## Begin Available records

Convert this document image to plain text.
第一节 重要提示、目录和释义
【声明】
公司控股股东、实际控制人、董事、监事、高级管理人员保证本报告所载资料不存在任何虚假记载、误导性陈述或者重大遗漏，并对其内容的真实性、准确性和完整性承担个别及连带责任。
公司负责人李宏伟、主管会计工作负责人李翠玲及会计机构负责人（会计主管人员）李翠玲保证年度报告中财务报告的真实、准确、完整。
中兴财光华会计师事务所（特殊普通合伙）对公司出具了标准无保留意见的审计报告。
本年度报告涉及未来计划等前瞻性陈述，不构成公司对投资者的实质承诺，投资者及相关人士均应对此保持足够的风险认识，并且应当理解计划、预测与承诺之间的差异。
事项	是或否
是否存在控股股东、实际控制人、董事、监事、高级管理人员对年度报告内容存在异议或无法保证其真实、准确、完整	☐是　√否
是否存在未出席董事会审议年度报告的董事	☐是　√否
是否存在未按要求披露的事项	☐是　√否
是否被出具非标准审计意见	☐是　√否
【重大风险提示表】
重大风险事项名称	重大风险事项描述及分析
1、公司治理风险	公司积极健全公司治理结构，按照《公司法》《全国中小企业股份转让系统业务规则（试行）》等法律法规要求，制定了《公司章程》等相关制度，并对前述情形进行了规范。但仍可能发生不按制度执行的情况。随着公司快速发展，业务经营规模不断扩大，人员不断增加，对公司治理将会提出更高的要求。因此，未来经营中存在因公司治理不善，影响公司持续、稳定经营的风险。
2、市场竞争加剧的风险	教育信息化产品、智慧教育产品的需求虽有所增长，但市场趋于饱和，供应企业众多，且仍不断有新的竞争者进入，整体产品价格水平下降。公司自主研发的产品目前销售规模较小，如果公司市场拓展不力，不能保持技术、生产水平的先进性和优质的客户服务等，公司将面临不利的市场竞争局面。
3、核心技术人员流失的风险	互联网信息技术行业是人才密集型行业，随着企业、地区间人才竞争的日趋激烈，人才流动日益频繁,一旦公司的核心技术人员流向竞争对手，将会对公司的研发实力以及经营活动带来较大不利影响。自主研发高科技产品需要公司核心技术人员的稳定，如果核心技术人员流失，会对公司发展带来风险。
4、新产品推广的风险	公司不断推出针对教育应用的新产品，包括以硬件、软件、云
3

## End Available records
## Begin Available records

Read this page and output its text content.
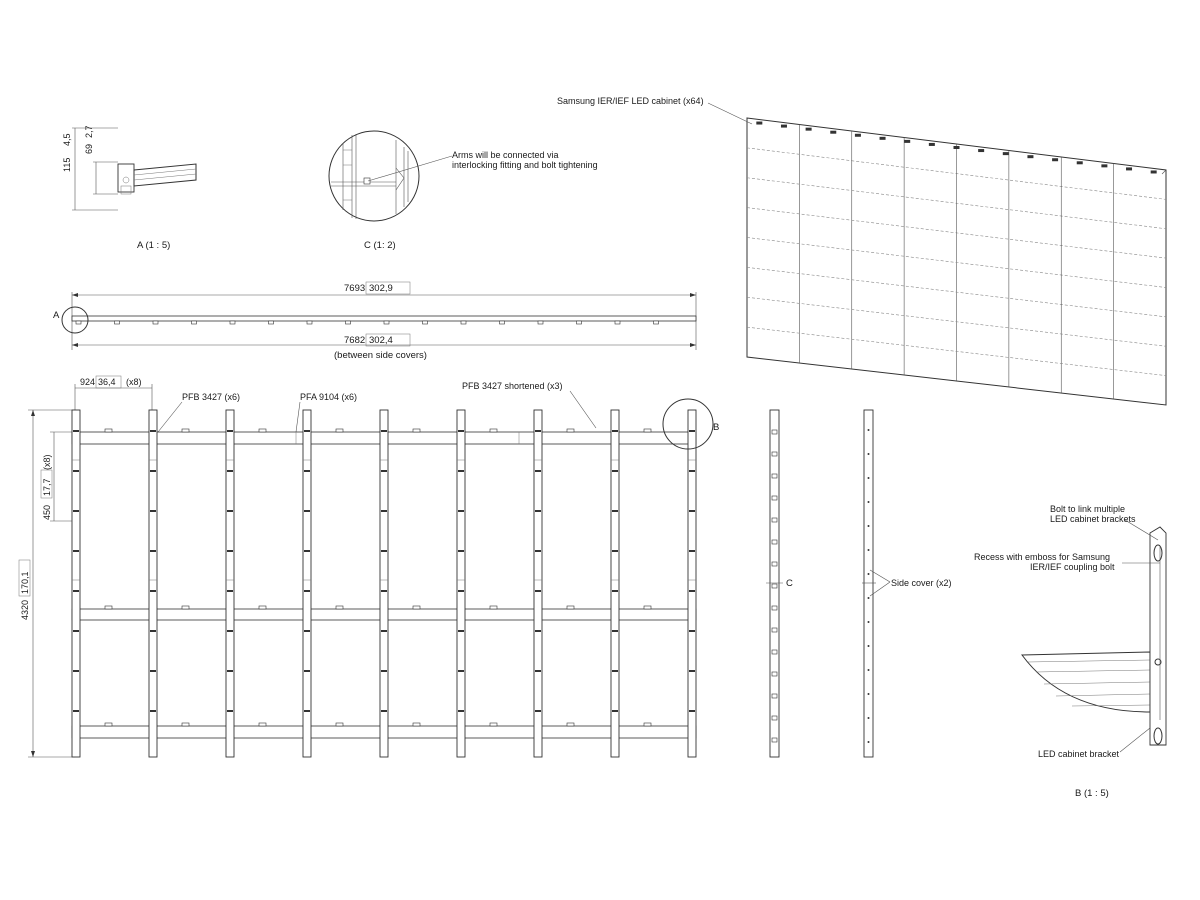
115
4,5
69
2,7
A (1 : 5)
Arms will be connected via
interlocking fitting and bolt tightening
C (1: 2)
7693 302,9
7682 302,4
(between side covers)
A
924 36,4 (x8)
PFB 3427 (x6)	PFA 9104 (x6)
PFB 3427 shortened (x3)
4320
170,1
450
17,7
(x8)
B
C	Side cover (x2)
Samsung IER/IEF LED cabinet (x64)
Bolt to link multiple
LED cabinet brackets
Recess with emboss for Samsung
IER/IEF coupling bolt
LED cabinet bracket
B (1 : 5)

## End Available records
## Begin Available records

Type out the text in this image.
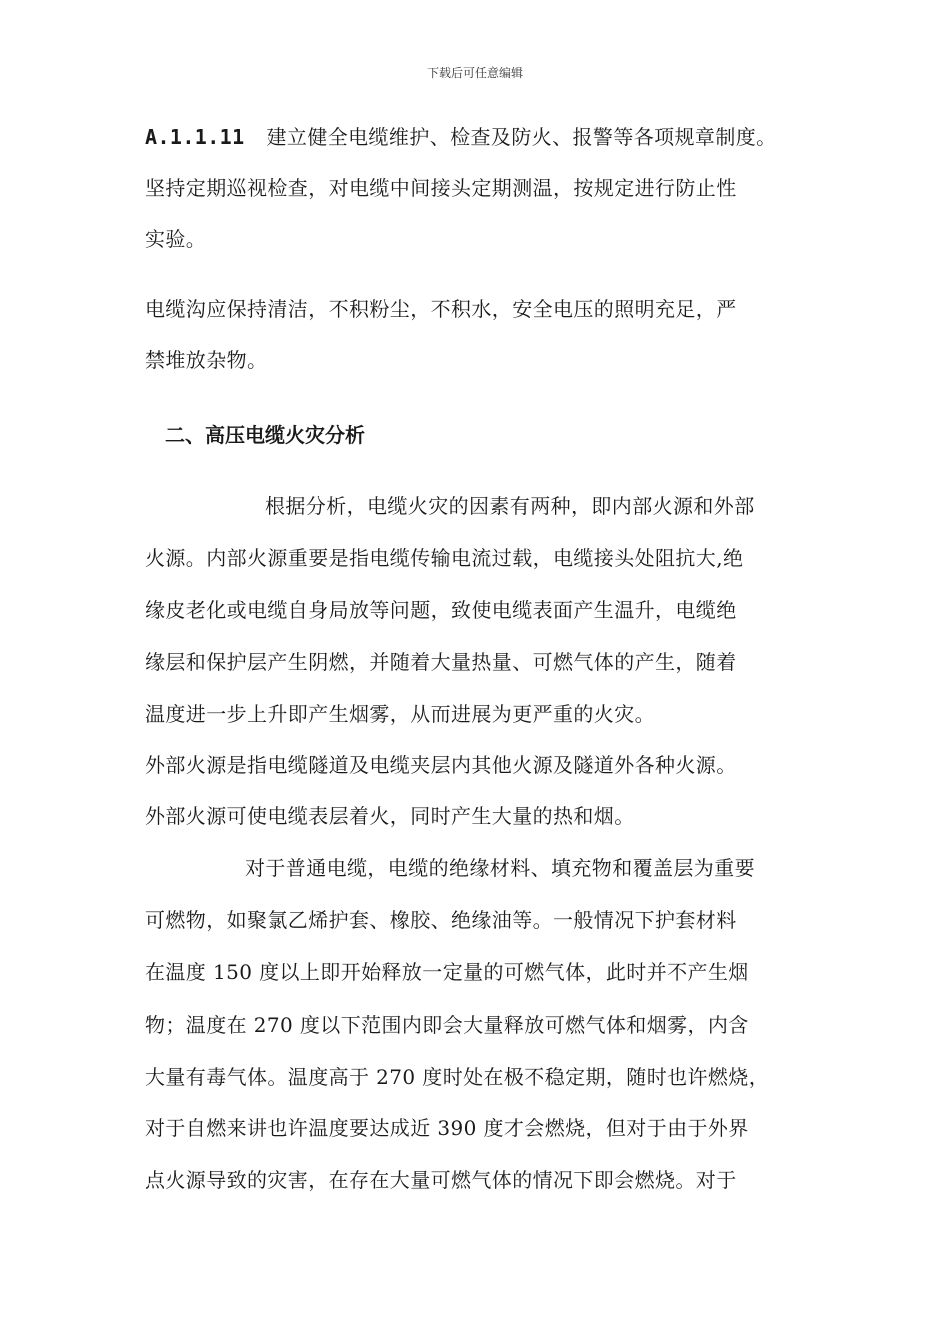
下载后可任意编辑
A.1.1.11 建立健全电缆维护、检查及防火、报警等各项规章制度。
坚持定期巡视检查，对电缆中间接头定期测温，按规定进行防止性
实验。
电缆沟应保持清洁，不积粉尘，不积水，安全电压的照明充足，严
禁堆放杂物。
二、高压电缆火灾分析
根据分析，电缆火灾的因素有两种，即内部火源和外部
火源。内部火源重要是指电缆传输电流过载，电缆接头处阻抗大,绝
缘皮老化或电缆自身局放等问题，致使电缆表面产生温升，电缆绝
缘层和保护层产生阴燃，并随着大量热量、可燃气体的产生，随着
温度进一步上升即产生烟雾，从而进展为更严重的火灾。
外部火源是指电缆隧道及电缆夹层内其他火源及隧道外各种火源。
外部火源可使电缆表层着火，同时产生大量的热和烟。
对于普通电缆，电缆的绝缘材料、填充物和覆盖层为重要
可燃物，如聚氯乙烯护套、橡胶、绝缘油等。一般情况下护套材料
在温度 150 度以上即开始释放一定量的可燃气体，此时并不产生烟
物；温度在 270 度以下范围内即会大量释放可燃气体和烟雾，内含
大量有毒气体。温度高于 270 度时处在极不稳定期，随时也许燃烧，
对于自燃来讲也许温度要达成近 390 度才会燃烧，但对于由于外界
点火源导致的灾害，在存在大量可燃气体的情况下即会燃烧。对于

## End Available records

• _What is required_: Every line in the data that holds "cabinet" should be copied out.

• _Answer to the problem_:
Samsung IER/IEF LED cabinet (x64)
LED cabinet brackets
LED cabinet bracket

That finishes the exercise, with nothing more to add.